___ Supplied material
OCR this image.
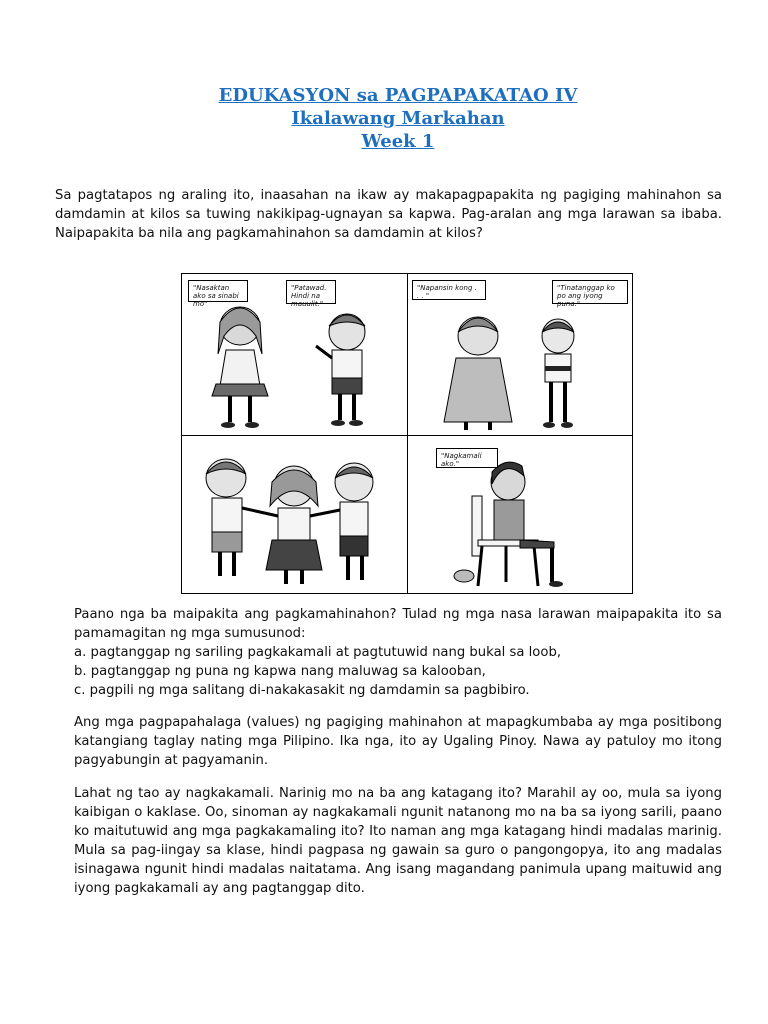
EDUKASYON sa PAGPAPAKATAO IV
Ikalawang Markahan
Week 1

Sa pagtatapos ng araling ito, inaasahan na ikaw ay makapagpapakita ng pagiging mahinahon sa damdamin at kilos sa tuwing nakikipag-ugnayan sa kapwa. Pag-aralan ang mga larawan sa ibaba. Naipapakita ba nila ang pagkamahinahon sa damdamin at kilos?

"Nasaktan ako sa sinabi mo"
"Patawad. Hindi na mauulit."
"Napansin kong . . . "
"Tinatanggap ko po ang iyong puna."
"Nagkamali ako."
Paano nga ba maipakita ang pagkamahinahon? Tulad ng mga nasa larawan maipapakita ito sa pamamagitan ng mga sumusunod:
a. pagtanggap ng sariling pagkakamali at pagtutuwid nang bukal sa loob,
b. pagtanggap ng puna ng kapwa nang maluwag sa kalooban,
c. pagpili ng mga salitang di-nakakasakit ng damdamin sa pagbibiro.

Ang mga pagpapahalaga (values) ng pagiging mahinahon at mapagkumbaba ay mga positibong katangiang taglay nating mga Pilipino. Ika nga, ito ay Ugaling Pinoy. Nawa ay patuloy mo itong pagyabungin at pagyamanin.

Lahat ng tao ay nagkakamali. Narinig mo na ba ang katagang ito? Marahil ay oo, mula sa iyong kaibigan o kaklase. Oo, sinoman ay nagkakamali ngunit natanong mo na ba sa iyong sarili, paano ko maitutuwid ang mga pagkakamaling ito? Ito naman ang mga katagang hindi madalas marinig. Mula sa pag-iingay sa klase, hindi pagpasa ng gawain sa guro o pangongopya, ito ang madalas isinagawa ngunit hindi madalas naitatama. Ang isang magandang panimula upang maituwid ang iyong pagkakamali ay ang pagtanggap dito.
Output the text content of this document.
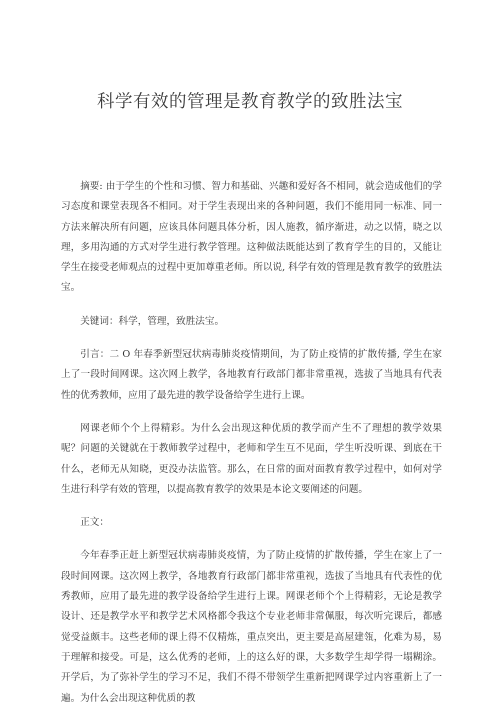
科学有效的管理是教育教学的致胜法宝

摘要: 由于学生的个性和习惯、智力和基础、兴趣和爱好各不相同，就会造成他们的学习态度和课堂表现各不相同。对于学生表现出来的各种问题，我们不能用同一标准、同一方法来解决所有问题，应该具体问题具体分析，因人施教，循序渐进，动之以情，晓之以理，多用沟通的方式对学生进行教学管理。这种做法既能达到了教育学生的目的，又能让学生在接受老师观点的过程中更加尊重老师。所以说, 科学有效的管理是教育教学的致胜法宝。

关键词：科学，管理，致胜法宝。

引言：二 O 年春季新型冠状病毒肺炎疫情期间，为了防止疫情的扩散传播, 学生在家上了一段时间网课。这次网上教学，各地教育行政部门都非常重视，选拔了当地具有代表性的优秀教师，应用了最先进的教学设备给学生进行上课。

网课老师个个上得精彩。为什么会出现这种优质的教学而产生不了理想的教学效果呢？问题的关键就在于教师教学过程中，老师和学生互不见面，学生听没听课、到底在干什么，老师无从知晓，更没办法监管。那么，在日常的面对面教育教学过程中，如何对学生进行科学有效的管理，以提高教育教学的效果是本论文要阐述的问题。

正文：

今年春季正赶上新型冠状病毒肺炎疫情，为了防止疫情的扩散传播，学生在家上了一段时间网课。这次网上教学，各地教育行政部门都非常重视，选拔了当地具有代表性的优秀教师，应用了最先进的教学设备给学生进行上课。网课老师个个上得精彩，无论是教学设计、还是教学水平和教学艺术风格都令我这个专业老师非常佩服，每次听完课后，都感觉受益颇丰。这些老师的课上得不仅精炼，重点突出，更主要是高屋建瓴，化难为易，易于理解和接受。可是，这么优秀的老师，上的这么好的课，大多数学生却学得一塌糊涂。开学后，为了弥补学生的学习不足，我们不得不带领学生重新把网课学过内容重新上了一遍。为什么会出现这种优质的教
______
Find the lines above that include the string "damdamin" and copy them.

Sa pagtatapos ng araling ito, inaasahan na ikaw ay makapagpapakita ng pagiging mahinahon sa damdamin at kilos sa tuwing nakikipag-ugnayan sa kapwa. Pag-aralan ang mga larawan sa ibaba. Naipapakita ba nila ang pagkamahinahon sa damdamin at kilos?
c. pagpili ng mga salitang di-nakakasakit ng damdamin sa pagbibiro.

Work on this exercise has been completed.